● Document passage
........
Lawsuit Raises Fear of Greater Liability Exposure for ISVs
Corrected: June 7, 2010
by Alex Woodie
The importance of software quality and the potential liability for functional flaws and security vulnerabilities was on full display last month when a judge in the United Kingdom ordered a software company to compensate a former customer for the business costs of a failed implementation of a hotel management system. The judge basically overturned the limited liability clause of the vendor's license agreement--a move that software quality experts and industry analysts say could herald a new wave of litigation and a push to certify applications.
The trouble for Kingsway Hall started soon after going live with Red Sky IT's Windows-based software in late 2006. The biggest problem was an inability for the reservation system to accurately track which of the four-star hotel's 170 rooms were available, requiring the hotel to do this manually, which took a toll in the hotel's revenue. Group bookings also posed a problem, as did mini bar charges. Finally, the system would freeze at least once per day on each client, which required the hotel to re-boot the clients frequently, taking up more staff time.
In his decision, Judge Toulmin, a member of the Technology and Construction division of the Royal Courts of Justice, stated that "the system was never fit for the purpose for which it was sold," and mandated that Red Sky IT compensate Kingsway Hall to the tune of about £111,000, or $160,000 at current conversion rates. A good percentage of this judgment was for Kingsway's lost profits, additional staff time required to maintain room availability, and wasted expenditures related to the software, according to the written judgment, which can be read at www.bailii.org/ew/cases/EWHC/TCC/2010/965.html.
What's is striking about this case is that the judge basically threw out Red Sky IT's end user license agreement (EULA). Most EULAs, including Red Sky's, contain liability clauses that limit the damages an ISV legally must pay to cover the cost of the software and related fees. But in this case, the judge granted the plaintiff damages for lost profits and other impacts the failed hotel management system had on the hotel's business--an unusual move that experts say could open the kimono on EULAs around the industry.
Roger Oberg, senior vice president of marketing at Veracode, says this ruling could mark a milestone in how court's around the world enforce EULAs.
........
● Task list
1. List every problem the hotel software lawsuit article says Kingsway Hall had with the system after it went live.
2. Continue the article on the hotel software lawsuit from its last sentence.
The items after this article come from a different source.
........
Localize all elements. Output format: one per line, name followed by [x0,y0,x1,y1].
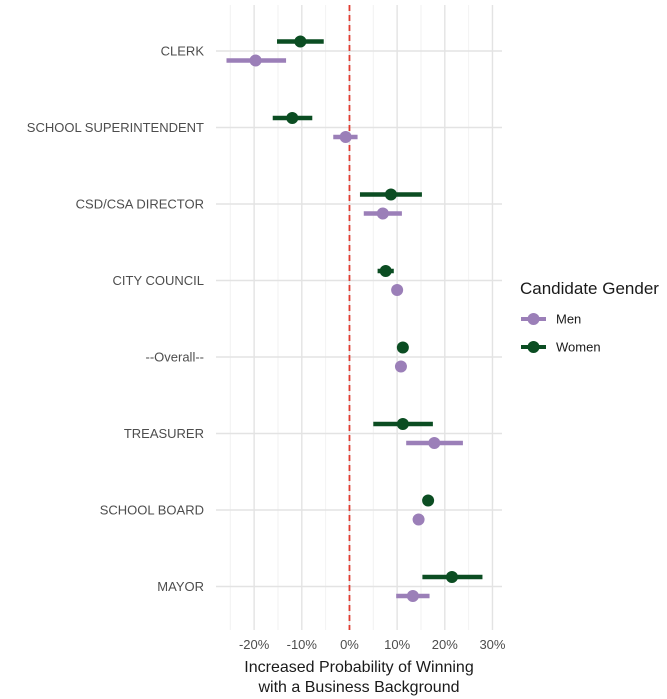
x-tick-label: -10% [287,637,318,652]
legend-key-dot-men [527,313,540,325]
women-point [384,188,397,201]
legend-key-dot-women [527,341,540,353]
category-labels: CLERK SCHOOL SUPERINTENDENT CSD/CSA DIRECT… [27,44,205,595]
women-point [396,418,409,430]
grid [216,5,502,630]
men-point [391,284,404,296]
women-point [422,494,435,507]
legend-label-men: Men [556,312,581,327]
category-label: SCHOOL BOARD [100,503,204,518]
legend-title: Candidate Gender [520,279,659,298]
category-label: CSD/CSA DIRECTOR [76,197,204,212]
data-marks [226,35,483,602]
x-axis-title-line-1: Increased Probability of Winning [244,659,473,676]
women-point [286,112,299,124]
men-point [249,54,262,67]
legend-label-women: Women [556,340,601,355]
women-point [379,265,392,277]
men-point [376,207,389,220]
category-label: TREASURER [124,426,204,441]
men-point [394,360,407,373]
category-label: SCHOOL SUPERINTENDENT [27,120,204,135]
men-point [406,590,419,602]
legend-entries: Men Women [521,312,601,355]
x-tick-label: 0% [340,637,359,652]
men-point [412,513,425,526]
x-tick-label: 30% [479,637,505,652]
category-label: MAYOR [157,579,204,594]
x-tick-labels: -20% -10% 0% 10% 20% 30% [239,637,506,652]
x-tick-label: -20% [239,637,270,652]
women-point [445,571,458,583]
legend: Candidate Gender Men Women [520,279,659,355]
men-point [339,131,352,143]
women-point [294,35,307,48]
men-point [428,437,441,449]
x-axis-title-line-2: with a Business Background [258,679,460,696]
category-label: CITY COUNCIL [113,273,205,288]
category-label: --Overall-- [146,350,205,365]
x-tick-label: 10% [384,637,410,652]
women-point [396,341,409,354]
x-tick-label: 20% [432,637,458,652]
category-label: CLERK [161,44,205,59]
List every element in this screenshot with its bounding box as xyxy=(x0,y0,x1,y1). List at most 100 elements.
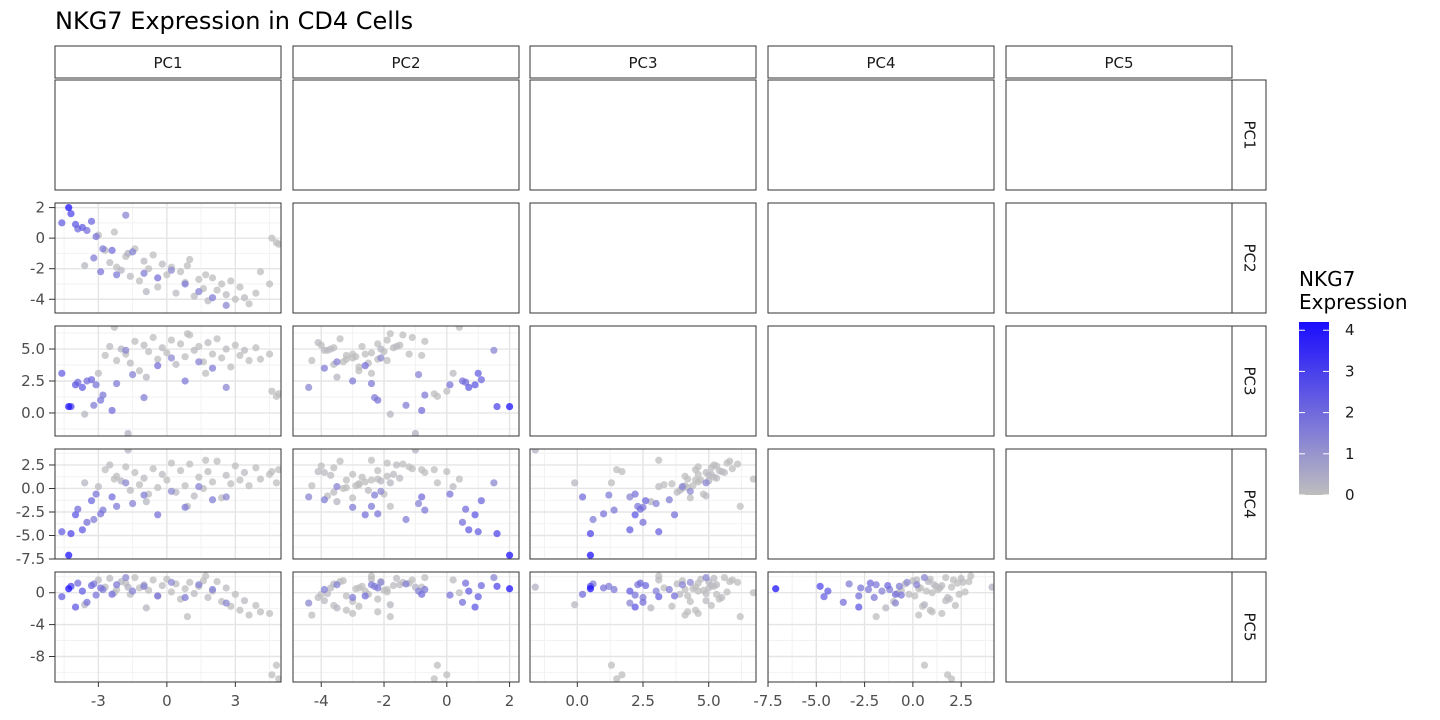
data-point xyxy=(882,604,890,612)
data-point xyxy=(684,608,692,616)
data-point xyxy=(106,574,114,582)
data-point xyxy=(167,336,176,344)
data-point xyxy=(418,493,426,501)
strip-top-label-pc2: PC2 xyxy=(391,54,420,72)
data-point xyxy=(578,590,587,598)
data-point xyxy=(371,491,379,499)
x-tick-label-pc4: 2.5 xyxy=(949,692,973,710)
panel-border xyxy=(292,448,520,560)
data-point xyxy=(586,551,595,559)
data-point xyxy=(462,579,470,587)
x-tick-label-pc1: 3 xyxy=(231,692,241,710)
data-point xyxy=(218,280,226,288)
data-point xyxy=(74,505,82,513)
data-point xyxy=(949,576,958,584)
strip-top-pc5 xyxy=(1005,45,1233,79)
data-point xyxy=(163,476,171,484)
data-point xyxy=(268,234,276,242)
y-tick-label-pc3: 2.5 xyxy=(21,372,45,390)
data-point xyxy=(308,356,316,365)
data-point xyxy=(349,593,357,602)
data-point xyxy=(490,346,498,354)
data-point xyxy=(897,591,905,599)
data-point xyxy=(349,377,357,385)
data-point xyxy=(71,381,80,389)
x-tick-label-pc1: -3 xyxy=(91,692,106,710)
data-point xyxy=(702,597,710,605)
panel-plot-area xyxy=(293,326,519,436)
data-point xyxy=(58,219,66,227)
data-point xyxy=(167,487,176,495)
data-point xyxy=(361,592,369,600)
legend-tick-label: 2 xyxy=(1345,404,1355,422)
data-point xyxy=(222,345,230,353)
data-point xyxy=(158,470,166,478)
data-point xyxy=(361,478,369,486)
strip-top-pc4 xyxy=(767,45,995,79)
data-point xyxy=(113,502,121,510)
data-point xyxy=(275,675,281,682)
data-point xyxy=(195,275,203,283)
data-point xyxy=(113,379,121,388)
data-point xyxy=(586,530,595,538)
panel-border xyxy=(529,325,757,437)
data-point xyxy=(707,601,715,610)
data-point xyxy=(275,466,281,474)
data-point xyxy=(218,354,226,362)
x-tick-label-pc2: -4 xyxy=(314,692,329,710)
data-point xyxy=(433,661,441,669)
data-point xyxy=(736,613,744,621)
data-point xyxy=(126,486,134,494)
data-point xyxy=(245,611,253,619)
data-point xyxy=(92,591,100,599)
data-point xyxy=(377,487,385,495)
panel-plot-area xyxy=(293,572,519,682)
data-point xyxy=(618,671,626,679)
data-point xyxy=(342,592,350,600)
data-point xyxy=(493,530,501,538)
data-point xyxy=(383,472,391,480)
data-point xyxy=(951,601,959,610)
data-point xyxy=(911,592,919,600)
data-point xyxy=(377,354,385,362)
data-point xyxy=(87,217,96,225)
panel-pc5-vs-pc3 xyxy=(529,571,757,683)
data-point xyxy=(140,474,148,482)
data-point xyxy=(443,387,451,395)
data-point xyxy=(204,467,212,476)
data-point xyxy=(342,606,350,614)
data-point xyxy=(101,351,109,360)
data-point xyxy=(458,598,467,606)
data-point xyxy=(414,499,423,508)
data-point xyxy=(78,383,86,391)
data-point xyxy=(613,466,621,474)
data-point xyxy=(140,269,148,277)
x-tick-label-pc2: -2 xyxy=(377,692,392,710)
data-point xyxy=(455,326,463,331)
data-point xyxy=(131,468,139,477)
data-point xyxy=(129,371,137,379)
data-point xyxy=(333,373,341,381)
data-point xyxy=(443,671,451,679)
data-point xyxy=(222,584,230,592)
panel-border xyxy=(54,202,282,314)
data-point xyxy=(240,597,249,605)
x-tick-label-pc4: -5.0 xyxy=(802,692,831,710)
data-point xyxy=(275,390,281,398)
data-point xyxy=(97,396,105,404)
data-point xyxy=(421,573,429,582)
data-point xyxy=(131,337,139,345)
data-point xyxy=(367,456,376,464)
data-point xyxy=(361,350,369,358)
data-point xyxy=(446,591,454,599)
data-point xyxy=(878,587,886,595)
data-point xyxy=(236,351,244,360)
panel-pc2-vs-pc5 xyxy=(1005,202,1233,314)
data-point xyxy=(610,506,618,514)
data-point xyxy=(605,491,613,499)
panel-border xyxy=(767,202,995,314)
data-point xyxy=(465,526,473,534)
data-point xyxy=(462,505,470,513)
data-point xyxy=(839,598,847,606)
panel-pc1-vs-pc2 xyxy=(292,79,520,191)
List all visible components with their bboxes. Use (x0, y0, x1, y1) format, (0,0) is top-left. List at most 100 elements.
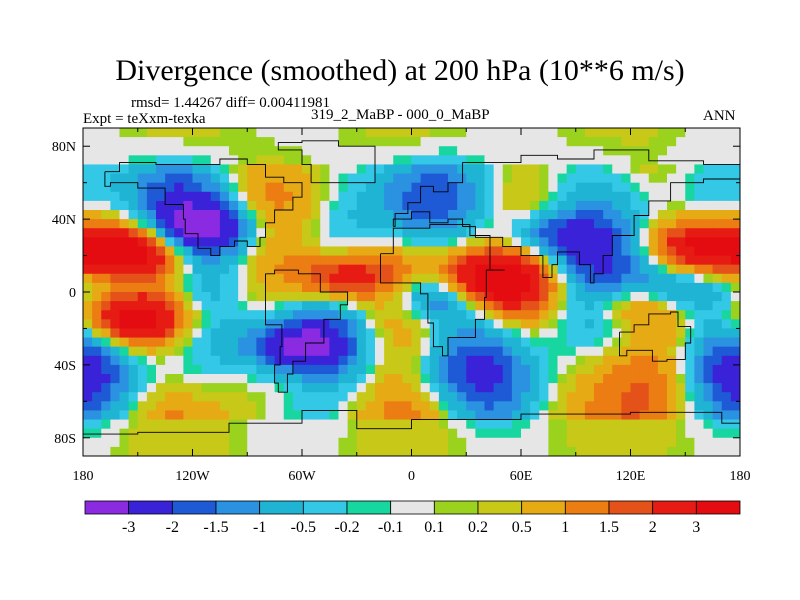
field-cell (402, 337, 413, 348)
field-cell (110, 155, 121, 166)
field-cell (247, 282, 257, 293)
field-cell (429, 392, 440, 402)
field-cell (329, 446, 340, 456)
field-cell (238, 173, 248, 184)
field-cell (192, 273, 203, 284)
field-cell (438, 182, 449, 193)
field-cell (101, 228, 111, 238)
field-cell (83, 246, 93, 257)
field-cell (210, 210, 221, 220)
field-cell (630, 146, 641, 156)
field-cell (566, 301, 577, 311)
field-cell (92, 319, 102, 330)
field-cell (438, 210, 449, 220)
field-cell (676, 228, 686, 238)
field-cell (137, 392, 148, 402)
field-cell (110, 364, 121, 375)
field-cell (247, 228, 257, 238)
field-cell (101, 419, 111, 430)
field-cell (703, 292, 714, 302)
field-cell (347, 419, 358, 430)
field-cell (192, 173, 203, 184)
field-cell (110, 292, 121, 302)
field-cell (274, 383, 285, 393)
field-cell (283, 137, 294, 147)
field-cell (420, 392, 431, 402)
field-cell (365, 228, 376, 238)
field-cell (457, 155, 467, 166)
field-cell (594, 446, 604, 456)
field-cell (603, 137, 613, 147)
field-cell (411, 264, 422, 275)
field-cell (402, 273, 413, 284)
field-cell (557, 200, 568, 211)
field-cell (165, 364, 175, 375)
field-cell (365, 401, 376, 412)
field-cell (174, 228, 184, 238)
field-cell (238, 146, 248, 156)
field-cell (584, 383, 595, 393)
field-cell (329, 392, 340, 402)
field-cell (703, 191, 714, 202)
field-cell (274, 337, 285, 348)
field-cell (156, 164, 166, 175)
field-cell (192, 337, 203, 348)
field-cell (265, 419, 276, 430)
field-cell (630, 173, 641, 184)
field-cell (475, 437, 486, 448)
field-cell (575, 237, 586, 248)
field-cell (83, 282, 93, 293)
field-cell (174, 173, 184, 184)
field-cell (283, 310, 294, 320)
field-cell (730, 392, 740, 402)
field-cell (347, 383, 358, 393)
field-cell (484, 428, 495, 439)
field-cell (320, 164, 330, 175)
field-cell (265, 264, 276, 275)
field-cell (320, 401, 330, 412)
field-cell (721, 219, 732, 229)
field-cell (657, 164, 668, 175)
field-cell (174, 128, 184, 138)
field-cell (612, 273, 622, 284)
field-cell (411, 273, 422, 284)
field-cell (101, 437, 111, 448)
field-cell (320, 273, 330, 284)
field-cell (320, 392, 330, 402)
field-cell (229, 310, 239, 320)
field-cell (320, 237, 330, 248)
field-cell (511, 292, 522, 302)
field-cell (721, 292, 732, 302)
field-cell (101, 264, 111, 275)
field-cell (603, 319, 613, 330)
field-cell (539, 383, 549, 393)
field-cell (210, 191, 221, 202)
field-cell (320, 383, 330, 393)
field-cell (302, 264, 312, 275)
field-cell (210, 200, 221, 211)
field-cell (703, 228, 714, 238)
field-cell (475, 310, 486, 320)
field-cell (128, 301, 139, 311)
field-cell (329, 219, 340, 229)
field-cell (210, 228, 221, 238)
field-cell (110, 264, 121, 275)
field-cell (484, 392, 495, 402)
field-cell (548, 137, 559, 147)
labelbar-swatch (433, 500, 479, 515)
field-cell (311, 437, 321, 448)
field-cell (128, 292, 139, 302)
field-cell (311, 374, 321, 384)
field-cell (657, 237, 668, 248)
field-cell (448, 355, 458, 366)
field-cell (511, 219, 522, 229)
field-cell (475, 228, 486, 238)
field-cell (548, 210, 559, 220)
field-cell (283, 437, 294, 448)
field-cell (256, 182, 267, 193)
field-cell (603, 328, 613, 339)
field-cell (457, 137, 467, 147)
field-cell (365, 328, 376, 339)
field-cell (420, 128, 431, 138)
field-cell (502, 419, 513, 430)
........
● Task responses
1.
- The reservation system couldn't accurately track which of the hotel's 170 rooms were available.
- Group bookings were a problem.
- Mini bar charges were a problem.
- The system froze at least once per day on each client, so the clients had to be rebooted often.

2.
"It's kind of surprising that it's lasted this long, the blanket indemnification that we get out of our EULAs," Oberg tells IT Jungle. "Gartner predicted this would happen in 2007. They said as organizations increasingly become reliant on commercial software for core business processes, that these complete blanket agreements of indemnification would be litigated and software companies would be held more accountable. They see this as a trend and [the Kingsway case] an indicator of the trend, and frankly so do we."
While the Kingsway case revolved around whether Red Sky's software functioned as advertised, Oberg sees the issue evolving to include security, which could potentially be a much more expensive proposition.
"Start pulling on that string and you get to a much scarier place, for customers and software suppliers," Oberg says. "For customers, security breaches could be potentially far more damaging than failure to perform the function that software was implied to do. The damage from being egregiously hackable could determine the fate of the business."
Imagine, for a minute, if Microsoft could be held to account for all of the damage caused by security vulnerabilities within its products. That number--let's call it a google for lack of a better term--would make BP's liability exposure for the Gulf of Mexico oil spill, by comparison, look like chump change.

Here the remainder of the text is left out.